-- start Information provided --

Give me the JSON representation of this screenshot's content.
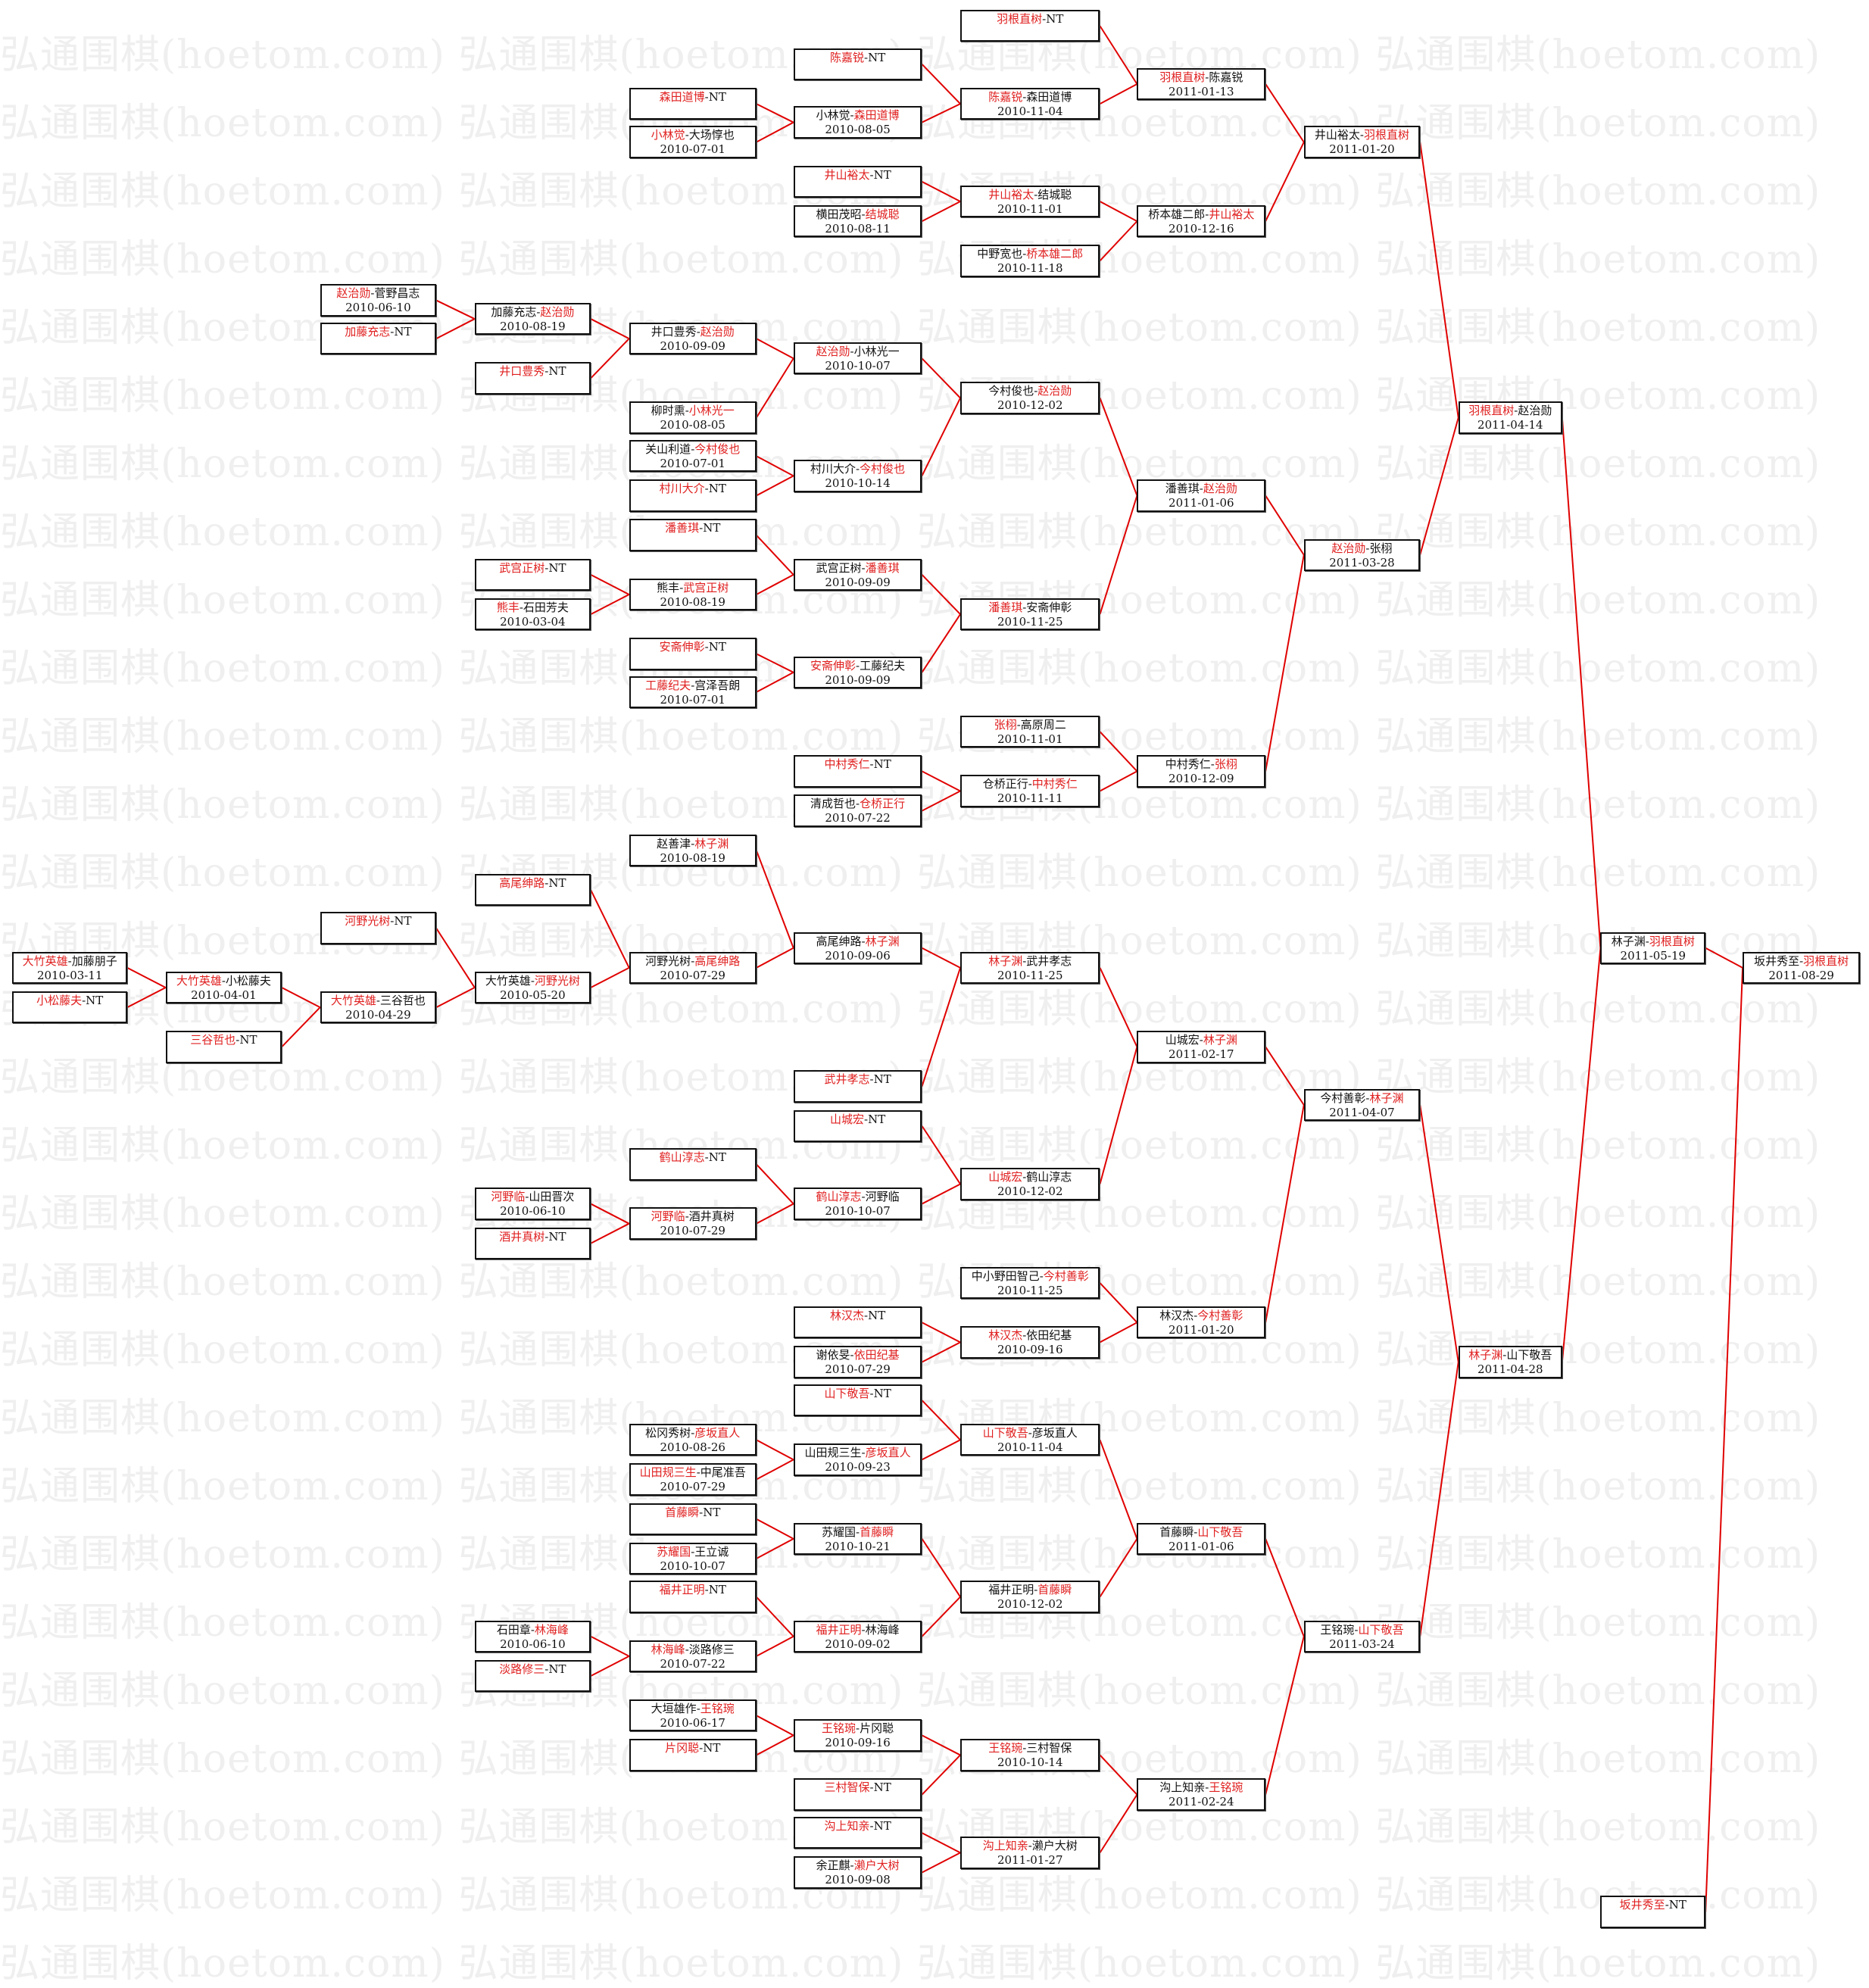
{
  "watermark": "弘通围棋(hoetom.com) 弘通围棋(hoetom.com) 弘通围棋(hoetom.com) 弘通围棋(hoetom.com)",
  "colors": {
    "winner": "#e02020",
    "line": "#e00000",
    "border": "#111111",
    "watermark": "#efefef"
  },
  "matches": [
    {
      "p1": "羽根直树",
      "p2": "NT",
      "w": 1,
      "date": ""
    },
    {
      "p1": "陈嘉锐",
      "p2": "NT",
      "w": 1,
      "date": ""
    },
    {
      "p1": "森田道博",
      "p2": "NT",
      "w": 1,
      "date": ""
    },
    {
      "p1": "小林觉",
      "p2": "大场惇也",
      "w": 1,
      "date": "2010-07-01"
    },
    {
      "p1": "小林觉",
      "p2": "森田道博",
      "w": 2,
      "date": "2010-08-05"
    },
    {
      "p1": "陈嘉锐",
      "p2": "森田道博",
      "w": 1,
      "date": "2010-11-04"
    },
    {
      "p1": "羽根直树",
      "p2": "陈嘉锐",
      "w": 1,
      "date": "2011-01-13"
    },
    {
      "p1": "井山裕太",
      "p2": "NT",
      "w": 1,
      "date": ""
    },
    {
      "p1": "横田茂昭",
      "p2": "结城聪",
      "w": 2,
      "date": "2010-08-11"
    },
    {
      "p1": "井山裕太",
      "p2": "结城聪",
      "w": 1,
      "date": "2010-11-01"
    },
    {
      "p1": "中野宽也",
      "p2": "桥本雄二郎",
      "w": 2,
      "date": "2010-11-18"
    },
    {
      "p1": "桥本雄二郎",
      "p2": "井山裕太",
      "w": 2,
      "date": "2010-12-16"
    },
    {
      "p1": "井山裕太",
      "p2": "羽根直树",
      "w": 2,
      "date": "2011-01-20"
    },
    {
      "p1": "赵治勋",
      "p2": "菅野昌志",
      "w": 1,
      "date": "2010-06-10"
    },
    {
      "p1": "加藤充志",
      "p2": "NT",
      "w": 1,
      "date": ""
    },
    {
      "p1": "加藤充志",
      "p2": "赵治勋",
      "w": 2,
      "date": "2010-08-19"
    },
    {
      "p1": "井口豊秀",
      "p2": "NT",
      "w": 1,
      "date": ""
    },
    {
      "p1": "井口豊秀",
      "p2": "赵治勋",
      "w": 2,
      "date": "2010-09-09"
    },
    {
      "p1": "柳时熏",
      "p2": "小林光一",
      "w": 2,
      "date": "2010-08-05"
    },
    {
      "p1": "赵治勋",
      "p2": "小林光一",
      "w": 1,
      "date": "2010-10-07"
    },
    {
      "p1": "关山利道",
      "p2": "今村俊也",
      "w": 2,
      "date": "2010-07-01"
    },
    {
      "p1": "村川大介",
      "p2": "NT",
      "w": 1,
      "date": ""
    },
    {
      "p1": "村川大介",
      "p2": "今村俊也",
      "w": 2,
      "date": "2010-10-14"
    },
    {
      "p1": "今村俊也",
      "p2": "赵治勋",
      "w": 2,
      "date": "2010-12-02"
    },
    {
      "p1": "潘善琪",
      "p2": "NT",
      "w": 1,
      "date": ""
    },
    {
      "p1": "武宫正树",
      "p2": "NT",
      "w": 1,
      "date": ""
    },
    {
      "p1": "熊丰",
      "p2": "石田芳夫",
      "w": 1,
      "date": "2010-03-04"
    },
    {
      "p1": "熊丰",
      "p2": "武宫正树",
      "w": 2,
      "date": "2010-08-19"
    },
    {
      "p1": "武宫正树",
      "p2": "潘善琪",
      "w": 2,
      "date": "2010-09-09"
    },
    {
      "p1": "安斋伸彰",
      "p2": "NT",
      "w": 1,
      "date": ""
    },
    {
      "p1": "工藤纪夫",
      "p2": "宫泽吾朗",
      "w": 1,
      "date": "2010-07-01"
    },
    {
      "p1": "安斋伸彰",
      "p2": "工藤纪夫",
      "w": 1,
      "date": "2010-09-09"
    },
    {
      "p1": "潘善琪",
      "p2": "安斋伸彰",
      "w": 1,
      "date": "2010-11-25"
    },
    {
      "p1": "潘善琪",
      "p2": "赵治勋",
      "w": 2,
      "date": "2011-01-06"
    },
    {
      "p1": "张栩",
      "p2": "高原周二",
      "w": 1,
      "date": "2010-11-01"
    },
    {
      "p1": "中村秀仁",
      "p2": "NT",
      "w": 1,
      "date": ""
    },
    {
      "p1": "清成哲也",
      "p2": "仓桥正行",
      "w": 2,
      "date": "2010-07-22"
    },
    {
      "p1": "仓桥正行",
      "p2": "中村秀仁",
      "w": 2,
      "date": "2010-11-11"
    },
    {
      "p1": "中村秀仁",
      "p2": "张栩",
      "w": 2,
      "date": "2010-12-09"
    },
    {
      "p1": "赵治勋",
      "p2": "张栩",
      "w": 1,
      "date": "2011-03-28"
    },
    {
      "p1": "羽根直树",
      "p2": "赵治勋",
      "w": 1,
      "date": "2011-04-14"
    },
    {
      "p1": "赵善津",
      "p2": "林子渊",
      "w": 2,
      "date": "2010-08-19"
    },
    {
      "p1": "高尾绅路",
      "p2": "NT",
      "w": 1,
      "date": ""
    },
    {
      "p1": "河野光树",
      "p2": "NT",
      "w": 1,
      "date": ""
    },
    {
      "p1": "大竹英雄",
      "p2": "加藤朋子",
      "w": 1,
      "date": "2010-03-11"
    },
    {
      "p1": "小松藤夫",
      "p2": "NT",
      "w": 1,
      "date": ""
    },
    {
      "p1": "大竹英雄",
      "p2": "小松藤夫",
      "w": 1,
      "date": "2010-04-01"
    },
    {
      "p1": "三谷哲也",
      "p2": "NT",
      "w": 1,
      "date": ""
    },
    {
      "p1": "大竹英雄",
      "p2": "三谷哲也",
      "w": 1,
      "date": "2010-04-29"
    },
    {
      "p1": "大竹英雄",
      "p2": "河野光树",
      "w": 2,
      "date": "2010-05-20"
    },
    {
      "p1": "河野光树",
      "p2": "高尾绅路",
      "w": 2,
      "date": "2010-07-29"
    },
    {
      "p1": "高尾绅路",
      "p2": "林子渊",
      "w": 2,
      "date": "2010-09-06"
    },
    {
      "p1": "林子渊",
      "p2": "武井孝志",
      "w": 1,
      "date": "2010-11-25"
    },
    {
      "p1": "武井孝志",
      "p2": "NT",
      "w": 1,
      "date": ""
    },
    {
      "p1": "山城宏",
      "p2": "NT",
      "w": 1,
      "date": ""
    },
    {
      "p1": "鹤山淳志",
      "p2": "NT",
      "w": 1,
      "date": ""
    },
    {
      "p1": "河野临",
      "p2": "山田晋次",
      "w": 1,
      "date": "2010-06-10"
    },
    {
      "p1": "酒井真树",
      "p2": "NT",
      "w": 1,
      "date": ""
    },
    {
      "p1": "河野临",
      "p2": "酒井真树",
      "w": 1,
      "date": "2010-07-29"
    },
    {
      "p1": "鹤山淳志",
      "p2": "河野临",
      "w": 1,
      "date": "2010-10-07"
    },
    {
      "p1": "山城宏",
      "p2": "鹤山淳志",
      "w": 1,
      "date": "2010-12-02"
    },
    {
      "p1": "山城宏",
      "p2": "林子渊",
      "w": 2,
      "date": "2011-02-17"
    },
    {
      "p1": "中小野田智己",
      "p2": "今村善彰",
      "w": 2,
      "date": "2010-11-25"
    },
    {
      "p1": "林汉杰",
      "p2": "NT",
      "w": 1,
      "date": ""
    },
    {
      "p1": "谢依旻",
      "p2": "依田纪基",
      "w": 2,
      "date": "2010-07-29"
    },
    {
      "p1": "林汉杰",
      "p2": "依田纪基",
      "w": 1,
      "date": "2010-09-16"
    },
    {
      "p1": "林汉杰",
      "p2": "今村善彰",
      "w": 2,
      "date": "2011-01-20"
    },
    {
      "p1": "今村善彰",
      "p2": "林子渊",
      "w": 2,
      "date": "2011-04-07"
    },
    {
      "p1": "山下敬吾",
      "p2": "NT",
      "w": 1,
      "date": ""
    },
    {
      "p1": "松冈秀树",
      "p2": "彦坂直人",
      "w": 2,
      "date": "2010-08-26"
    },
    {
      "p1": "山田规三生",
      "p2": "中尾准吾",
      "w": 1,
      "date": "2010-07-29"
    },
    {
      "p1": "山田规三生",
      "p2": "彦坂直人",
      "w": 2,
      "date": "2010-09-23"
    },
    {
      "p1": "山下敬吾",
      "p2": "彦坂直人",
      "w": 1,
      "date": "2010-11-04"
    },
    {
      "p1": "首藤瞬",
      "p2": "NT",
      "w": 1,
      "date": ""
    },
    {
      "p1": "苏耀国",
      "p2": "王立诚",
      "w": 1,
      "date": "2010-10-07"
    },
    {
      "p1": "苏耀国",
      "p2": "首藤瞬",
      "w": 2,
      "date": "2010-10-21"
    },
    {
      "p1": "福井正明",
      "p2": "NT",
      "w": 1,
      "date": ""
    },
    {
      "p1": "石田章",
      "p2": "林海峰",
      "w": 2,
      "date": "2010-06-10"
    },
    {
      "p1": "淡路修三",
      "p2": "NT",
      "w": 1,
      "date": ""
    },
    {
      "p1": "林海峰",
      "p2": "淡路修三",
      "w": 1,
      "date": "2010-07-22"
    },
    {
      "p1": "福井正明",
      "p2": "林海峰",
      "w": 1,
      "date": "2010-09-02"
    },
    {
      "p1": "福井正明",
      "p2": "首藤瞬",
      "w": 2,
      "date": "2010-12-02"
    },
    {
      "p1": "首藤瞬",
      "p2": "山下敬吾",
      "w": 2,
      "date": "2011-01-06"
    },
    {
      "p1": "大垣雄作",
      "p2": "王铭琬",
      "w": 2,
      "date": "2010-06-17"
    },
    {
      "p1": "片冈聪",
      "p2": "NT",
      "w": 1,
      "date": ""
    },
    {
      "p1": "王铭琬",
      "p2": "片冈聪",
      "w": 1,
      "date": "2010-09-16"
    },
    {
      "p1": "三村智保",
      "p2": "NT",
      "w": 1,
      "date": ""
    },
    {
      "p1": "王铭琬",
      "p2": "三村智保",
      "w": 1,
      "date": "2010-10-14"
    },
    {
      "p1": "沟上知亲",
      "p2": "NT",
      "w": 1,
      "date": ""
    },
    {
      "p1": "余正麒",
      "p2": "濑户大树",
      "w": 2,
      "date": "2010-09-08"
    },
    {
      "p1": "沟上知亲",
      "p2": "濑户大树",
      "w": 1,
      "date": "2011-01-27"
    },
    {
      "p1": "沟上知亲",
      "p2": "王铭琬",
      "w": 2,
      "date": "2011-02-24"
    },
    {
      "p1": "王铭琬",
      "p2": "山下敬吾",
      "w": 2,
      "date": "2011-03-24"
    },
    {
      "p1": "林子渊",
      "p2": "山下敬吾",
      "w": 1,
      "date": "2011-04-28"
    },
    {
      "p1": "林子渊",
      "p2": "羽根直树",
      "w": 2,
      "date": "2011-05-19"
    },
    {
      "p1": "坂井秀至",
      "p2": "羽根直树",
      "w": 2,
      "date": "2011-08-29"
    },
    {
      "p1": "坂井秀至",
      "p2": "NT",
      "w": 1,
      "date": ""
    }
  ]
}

-- end Information provided --
-- start Information provided --

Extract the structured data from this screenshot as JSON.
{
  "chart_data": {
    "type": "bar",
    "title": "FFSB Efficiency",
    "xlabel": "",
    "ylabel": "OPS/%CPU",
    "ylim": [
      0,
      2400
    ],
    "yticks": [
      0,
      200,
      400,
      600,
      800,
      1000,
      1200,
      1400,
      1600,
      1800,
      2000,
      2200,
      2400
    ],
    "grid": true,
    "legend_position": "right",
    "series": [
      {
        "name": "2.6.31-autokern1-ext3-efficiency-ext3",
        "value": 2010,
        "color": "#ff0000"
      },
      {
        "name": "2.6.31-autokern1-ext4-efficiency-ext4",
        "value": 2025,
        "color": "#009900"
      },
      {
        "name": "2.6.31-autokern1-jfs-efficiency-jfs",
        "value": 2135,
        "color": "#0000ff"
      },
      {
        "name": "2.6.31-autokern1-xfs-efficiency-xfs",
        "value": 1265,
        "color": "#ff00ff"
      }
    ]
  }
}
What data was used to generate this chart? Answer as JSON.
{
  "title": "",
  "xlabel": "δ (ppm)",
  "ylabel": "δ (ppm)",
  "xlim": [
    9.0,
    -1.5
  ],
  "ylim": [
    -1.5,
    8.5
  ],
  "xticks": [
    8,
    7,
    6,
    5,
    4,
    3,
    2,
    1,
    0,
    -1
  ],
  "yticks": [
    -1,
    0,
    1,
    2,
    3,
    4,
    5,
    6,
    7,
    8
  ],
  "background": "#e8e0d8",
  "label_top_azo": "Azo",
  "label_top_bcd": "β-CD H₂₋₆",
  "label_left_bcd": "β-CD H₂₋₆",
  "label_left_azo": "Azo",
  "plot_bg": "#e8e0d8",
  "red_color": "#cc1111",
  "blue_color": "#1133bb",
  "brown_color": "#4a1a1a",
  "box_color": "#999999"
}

-- end Information provided --

> [Exercise requirements]:
Find the lines above holding the word "screenshot" and show them.

> [Output]:
Give me the JSON representation of this screenshot's content.
Extract the structured data from this screenshot as JSON.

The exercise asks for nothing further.